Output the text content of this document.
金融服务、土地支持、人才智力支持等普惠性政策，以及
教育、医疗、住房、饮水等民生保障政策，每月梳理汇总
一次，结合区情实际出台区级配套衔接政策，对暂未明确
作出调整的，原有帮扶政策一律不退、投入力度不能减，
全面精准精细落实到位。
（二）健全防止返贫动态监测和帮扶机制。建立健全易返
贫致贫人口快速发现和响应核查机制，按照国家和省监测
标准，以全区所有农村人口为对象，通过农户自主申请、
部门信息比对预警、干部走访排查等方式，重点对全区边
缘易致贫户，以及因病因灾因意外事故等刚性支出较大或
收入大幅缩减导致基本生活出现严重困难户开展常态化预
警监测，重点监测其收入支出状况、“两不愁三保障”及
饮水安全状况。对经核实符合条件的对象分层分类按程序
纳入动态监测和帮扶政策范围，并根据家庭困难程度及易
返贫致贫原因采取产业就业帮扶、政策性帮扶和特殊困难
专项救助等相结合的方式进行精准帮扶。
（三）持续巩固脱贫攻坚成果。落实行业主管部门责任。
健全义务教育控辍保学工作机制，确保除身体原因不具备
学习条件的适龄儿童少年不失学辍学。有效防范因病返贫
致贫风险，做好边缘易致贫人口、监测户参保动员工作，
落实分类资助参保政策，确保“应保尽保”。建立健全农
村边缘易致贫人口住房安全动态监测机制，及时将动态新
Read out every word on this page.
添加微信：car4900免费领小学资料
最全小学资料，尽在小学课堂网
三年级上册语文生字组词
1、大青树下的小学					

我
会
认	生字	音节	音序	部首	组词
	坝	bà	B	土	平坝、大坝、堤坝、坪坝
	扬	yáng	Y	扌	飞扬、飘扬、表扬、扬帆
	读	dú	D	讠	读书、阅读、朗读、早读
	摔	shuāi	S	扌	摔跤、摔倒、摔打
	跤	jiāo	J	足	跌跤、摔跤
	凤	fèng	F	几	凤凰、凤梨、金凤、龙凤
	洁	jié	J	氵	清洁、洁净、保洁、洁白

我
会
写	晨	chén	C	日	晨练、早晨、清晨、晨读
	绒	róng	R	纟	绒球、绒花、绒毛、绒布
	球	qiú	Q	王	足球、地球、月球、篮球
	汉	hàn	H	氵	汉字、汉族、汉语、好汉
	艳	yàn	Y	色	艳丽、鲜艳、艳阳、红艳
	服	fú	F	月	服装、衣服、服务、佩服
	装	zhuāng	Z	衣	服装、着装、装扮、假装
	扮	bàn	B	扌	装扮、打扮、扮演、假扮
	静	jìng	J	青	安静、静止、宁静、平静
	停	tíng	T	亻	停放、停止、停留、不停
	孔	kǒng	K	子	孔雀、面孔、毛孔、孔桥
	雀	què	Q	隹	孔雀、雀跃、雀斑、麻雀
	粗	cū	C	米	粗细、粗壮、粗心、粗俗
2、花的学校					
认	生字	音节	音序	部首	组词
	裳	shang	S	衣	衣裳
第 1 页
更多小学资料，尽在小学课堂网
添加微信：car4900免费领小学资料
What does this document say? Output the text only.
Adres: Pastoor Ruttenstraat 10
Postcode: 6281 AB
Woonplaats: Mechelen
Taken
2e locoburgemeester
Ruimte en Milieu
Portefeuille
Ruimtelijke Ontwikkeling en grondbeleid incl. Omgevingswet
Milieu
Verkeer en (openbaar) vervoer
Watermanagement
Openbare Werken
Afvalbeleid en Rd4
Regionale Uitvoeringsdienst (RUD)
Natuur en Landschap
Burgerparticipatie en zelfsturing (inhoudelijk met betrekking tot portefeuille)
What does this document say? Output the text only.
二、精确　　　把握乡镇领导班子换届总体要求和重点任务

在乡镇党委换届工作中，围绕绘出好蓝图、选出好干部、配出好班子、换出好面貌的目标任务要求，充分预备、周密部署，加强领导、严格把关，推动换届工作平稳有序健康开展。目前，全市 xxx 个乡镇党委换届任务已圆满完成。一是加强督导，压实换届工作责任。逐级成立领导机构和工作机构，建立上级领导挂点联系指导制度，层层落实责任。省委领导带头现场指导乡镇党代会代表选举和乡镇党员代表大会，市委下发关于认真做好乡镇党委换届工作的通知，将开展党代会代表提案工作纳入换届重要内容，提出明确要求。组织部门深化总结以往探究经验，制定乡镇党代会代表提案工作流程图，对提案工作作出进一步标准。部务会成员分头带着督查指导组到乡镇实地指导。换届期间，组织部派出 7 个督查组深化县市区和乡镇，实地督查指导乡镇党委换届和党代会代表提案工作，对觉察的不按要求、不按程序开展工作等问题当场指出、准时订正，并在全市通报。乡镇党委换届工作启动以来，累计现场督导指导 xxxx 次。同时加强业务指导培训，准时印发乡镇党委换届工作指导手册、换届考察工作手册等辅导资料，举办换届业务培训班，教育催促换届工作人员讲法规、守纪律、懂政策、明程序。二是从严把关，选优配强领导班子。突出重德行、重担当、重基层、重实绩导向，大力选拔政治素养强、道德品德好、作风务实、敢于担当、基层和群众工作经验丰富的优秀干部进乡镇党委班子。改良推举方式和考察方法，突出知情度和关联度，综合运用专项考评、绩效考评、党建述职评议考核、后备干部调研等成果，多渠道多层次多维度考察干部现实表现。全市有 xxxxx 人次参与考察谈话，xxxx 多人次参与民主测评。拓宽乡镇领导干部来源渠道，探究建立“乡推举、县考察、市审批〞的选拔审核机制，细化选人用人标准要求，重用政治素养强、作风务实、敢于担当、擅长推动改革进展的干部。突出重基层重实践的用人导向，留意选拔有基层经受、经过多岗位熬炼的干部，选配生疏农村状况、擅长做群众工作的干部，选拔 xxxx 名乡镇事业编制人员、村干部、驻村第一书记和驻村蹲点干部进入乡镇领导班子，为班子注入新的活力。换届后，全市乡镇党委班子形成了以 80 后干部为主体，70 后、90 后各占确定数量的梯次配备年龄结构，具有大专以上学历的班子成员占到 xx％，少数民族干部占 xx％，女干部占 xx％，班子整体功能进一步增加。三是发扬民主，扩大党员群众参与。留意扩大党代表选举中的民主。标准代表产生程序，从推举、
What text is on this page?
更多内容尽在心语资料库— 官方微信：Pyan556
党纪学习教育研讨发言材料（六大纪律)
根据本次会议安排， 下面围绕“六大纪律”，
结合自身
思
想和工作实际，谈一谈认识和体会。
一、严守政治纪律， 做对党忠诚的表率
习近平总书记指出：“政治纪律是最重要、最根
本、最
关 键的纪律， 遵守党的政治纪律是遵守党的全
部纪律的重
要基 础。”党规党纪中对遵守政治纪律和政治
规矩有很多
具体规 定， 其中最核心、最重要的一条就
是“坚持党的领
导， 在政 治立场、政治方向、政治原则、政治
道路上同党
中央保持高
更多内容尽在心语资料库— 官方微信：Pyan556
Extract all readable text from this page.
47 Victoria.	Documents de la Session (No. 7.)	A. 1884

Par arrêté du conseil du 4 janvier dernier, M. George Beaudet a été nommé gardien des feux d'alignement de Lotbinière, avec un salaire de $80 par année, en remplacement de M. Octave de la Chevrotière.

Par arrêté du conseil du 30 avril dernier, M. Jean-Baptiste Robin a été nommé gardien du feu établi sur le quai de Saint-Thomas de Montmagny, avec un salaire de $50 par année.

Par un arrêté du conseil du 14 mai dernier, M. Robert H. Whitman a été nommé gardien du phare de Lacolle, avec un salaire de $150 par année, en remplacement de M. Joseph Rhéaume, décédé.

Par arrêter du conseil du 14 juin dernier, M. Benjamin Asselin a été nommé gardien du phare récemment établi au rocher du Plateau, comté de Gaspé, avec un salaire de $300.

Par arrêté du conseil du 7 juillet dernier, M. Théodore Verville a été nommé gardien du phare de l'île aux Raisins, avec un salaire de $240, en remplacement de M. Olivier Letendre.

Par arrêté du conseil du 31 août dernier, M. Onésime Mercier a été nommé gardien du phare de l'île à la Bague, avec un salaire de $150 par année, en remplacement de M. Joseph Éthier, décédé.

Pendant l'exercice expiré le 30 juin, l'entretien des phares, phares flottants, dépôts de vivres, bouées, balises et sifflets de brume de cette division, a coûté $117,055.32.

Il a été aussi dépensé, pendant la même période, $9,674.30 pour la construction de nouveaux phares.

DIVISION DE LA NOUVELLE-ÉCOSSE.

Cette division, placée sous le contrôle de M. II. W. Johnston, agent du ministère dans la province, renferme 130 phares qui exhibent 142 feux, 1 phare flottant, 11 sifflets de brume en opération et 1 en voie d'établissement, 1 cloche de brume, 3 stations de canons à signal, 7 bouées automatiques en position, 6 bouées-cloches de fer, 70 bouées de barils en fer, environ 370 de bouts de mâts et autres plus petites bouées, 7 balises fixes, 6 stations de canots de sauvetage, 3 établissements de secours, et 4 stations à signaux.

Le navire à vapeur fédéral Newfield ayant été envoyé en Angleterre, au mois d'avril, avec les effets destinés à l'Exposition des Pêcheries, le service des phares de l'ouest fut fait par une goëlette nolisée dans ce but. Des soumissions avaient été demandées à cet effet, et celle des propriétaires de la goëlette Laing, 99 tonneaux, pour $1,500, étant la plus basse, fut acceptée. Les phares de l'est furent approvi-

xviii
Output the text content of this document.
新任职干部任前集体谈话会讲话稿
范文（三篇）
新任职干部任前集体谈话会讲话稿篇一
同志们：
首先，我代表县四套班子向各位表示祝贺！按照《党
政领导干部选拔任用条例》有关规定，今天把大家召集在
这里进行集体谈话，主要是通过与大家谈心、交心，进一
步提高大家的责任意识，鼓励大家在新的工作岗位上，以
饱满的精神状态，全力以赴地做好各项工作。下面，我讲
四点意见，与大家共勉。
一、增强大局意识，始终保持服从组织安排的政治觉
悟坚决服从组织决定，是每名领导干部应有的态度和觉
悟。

########################################

For each line in the data above that contains the string "六大纪律", extract the line.

- TASK RESULT:
党纪学习教育研讨发言材料（六大纪律)
根据本次会议安排， 下面围绕“六大纪律”，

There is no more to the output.